begin

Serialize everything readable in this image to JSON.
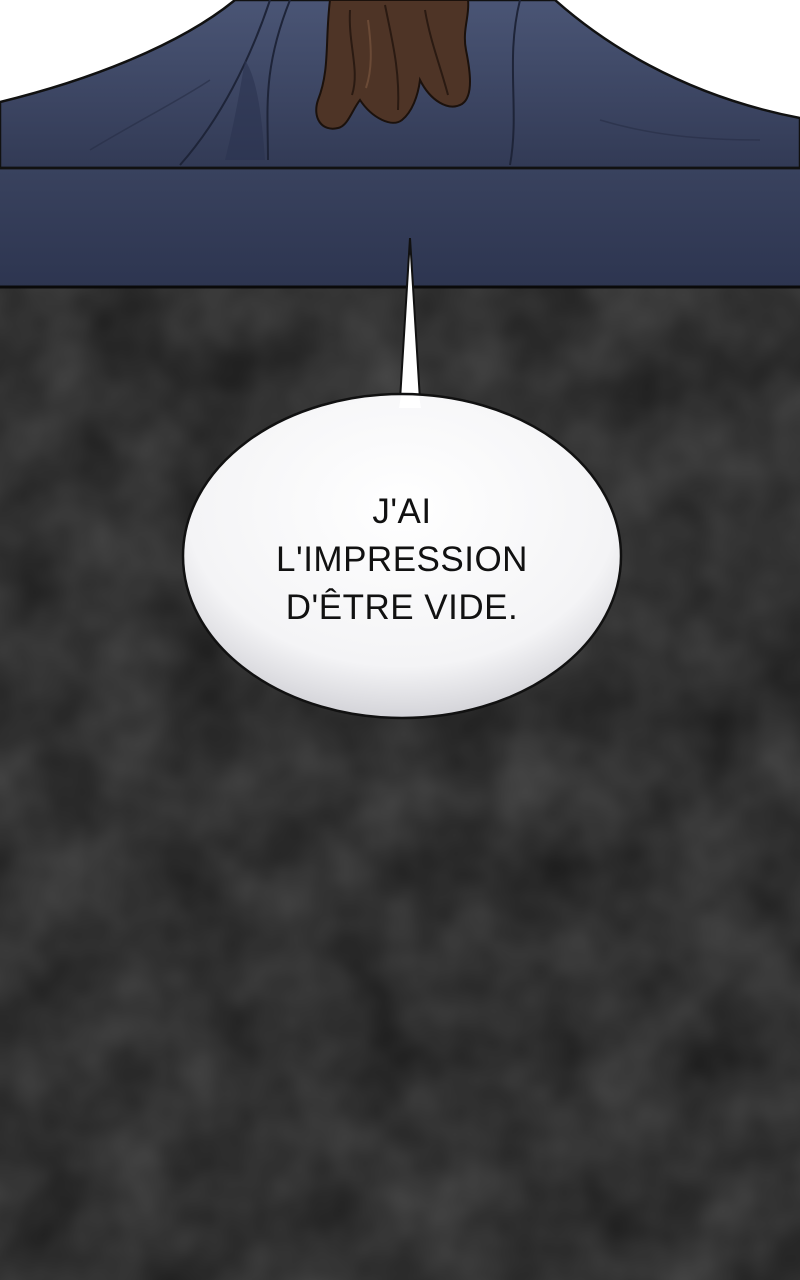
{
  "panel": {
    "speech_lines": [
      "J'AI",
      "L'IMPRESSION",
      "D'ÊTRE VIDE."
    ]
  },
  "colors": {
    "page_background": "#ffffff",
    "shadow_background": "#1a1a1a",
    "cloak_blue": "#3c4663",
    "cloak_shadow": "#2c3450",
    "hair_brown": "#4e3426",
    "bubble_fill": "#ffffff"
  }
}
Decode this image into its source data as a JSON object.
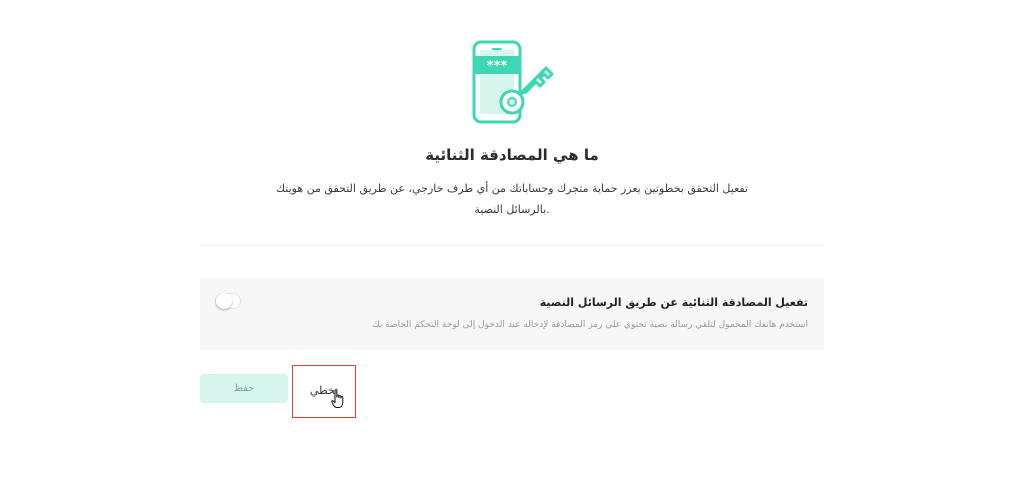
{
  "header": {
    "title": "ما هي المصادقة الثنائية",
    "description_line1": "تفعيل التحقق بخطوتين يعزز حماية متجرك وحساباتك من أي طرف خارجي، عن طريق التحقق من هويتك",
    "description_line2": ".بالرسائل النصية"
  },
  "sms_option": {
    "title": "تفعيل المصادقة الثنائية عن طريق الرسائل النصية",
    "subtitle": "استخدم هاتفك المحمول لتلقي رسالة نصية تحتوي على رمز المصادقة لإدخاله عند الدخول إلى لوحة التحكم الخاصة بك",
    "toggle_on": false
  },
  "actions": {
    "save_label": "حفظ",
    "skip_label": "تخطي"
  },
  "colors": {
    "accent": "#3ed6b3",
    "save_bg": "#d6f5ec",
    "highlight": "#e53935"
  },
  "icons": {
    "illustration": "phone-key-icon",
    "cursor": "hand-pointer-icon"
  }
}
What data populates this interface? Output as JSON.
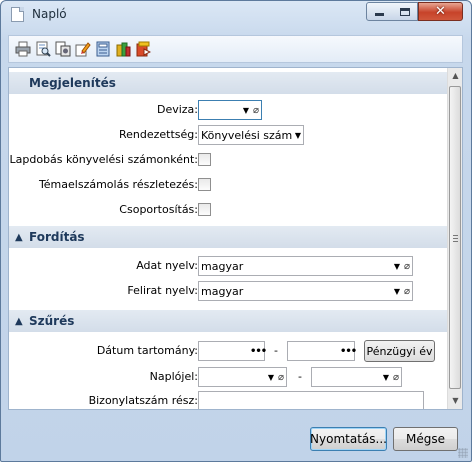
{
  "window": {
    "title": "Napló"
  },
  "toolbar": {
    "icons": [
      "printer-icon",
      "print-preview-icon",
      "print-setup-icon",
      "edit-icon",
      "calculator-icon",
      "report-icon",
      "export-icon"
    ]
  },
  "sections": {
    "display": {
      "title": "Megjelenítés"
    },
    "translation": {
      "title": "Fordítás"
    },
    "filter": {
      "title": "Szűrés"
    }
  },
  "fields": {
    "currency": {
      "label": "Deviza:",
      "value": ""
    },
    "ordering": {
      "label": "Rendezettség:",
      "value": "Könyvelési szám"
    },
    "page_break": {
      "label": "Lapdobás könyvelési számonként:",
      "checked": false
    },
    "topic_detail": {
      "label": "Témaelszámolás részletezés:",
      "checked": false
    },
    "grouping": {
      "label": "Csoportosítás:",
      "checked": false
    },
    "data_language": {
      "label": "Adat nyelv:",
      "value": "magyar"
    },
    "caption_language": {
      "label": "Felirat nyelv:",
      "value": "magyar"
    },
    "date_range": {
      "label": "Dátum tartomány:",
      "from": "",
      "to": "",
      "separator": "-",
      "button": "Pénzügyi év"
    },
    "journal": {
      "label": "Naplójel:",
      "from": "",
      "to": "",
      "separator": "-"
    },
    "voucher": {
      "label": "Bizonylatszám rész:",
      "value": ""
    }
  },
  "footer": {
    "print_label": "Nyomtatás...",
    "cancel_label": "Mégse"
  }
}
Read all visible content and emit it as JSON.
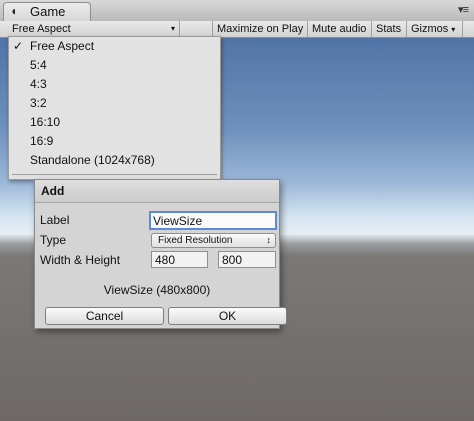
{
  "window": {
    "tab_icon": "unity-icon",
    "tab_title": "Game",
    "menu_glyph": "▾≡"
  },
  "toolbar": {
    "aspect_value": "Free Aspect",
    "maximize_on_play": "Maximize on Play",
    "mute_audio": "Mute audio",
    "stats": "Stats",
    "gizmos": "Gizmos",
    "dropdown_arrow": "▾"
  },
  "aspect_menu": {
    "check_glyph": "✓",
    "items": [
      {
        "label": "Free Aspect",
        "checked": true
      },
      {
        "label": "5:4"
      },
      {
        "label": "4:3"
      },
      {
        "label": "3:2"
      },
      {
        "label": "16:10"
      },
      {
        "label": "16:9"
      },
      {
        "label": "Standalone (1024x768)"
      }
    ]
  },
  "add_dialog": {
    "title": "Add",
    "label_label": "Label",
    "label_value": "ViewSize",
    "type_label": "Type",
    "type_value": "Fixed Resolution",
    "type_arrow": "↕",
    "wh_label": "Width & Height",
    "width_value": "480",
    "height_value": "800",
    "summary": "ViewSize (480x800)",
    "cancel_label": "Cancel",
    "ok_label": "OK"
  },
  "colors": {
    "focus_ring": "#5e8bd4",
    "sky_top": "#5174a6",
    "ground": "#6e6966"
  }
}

end

_WHAT TO WORK ON_:
Search the data for the word "image" and copy each line where it appears.

_ANSWER TO THE EXERCISE_:
Serialize everything readable in this image to JSON.
Decode this image into its source data as a JSON object.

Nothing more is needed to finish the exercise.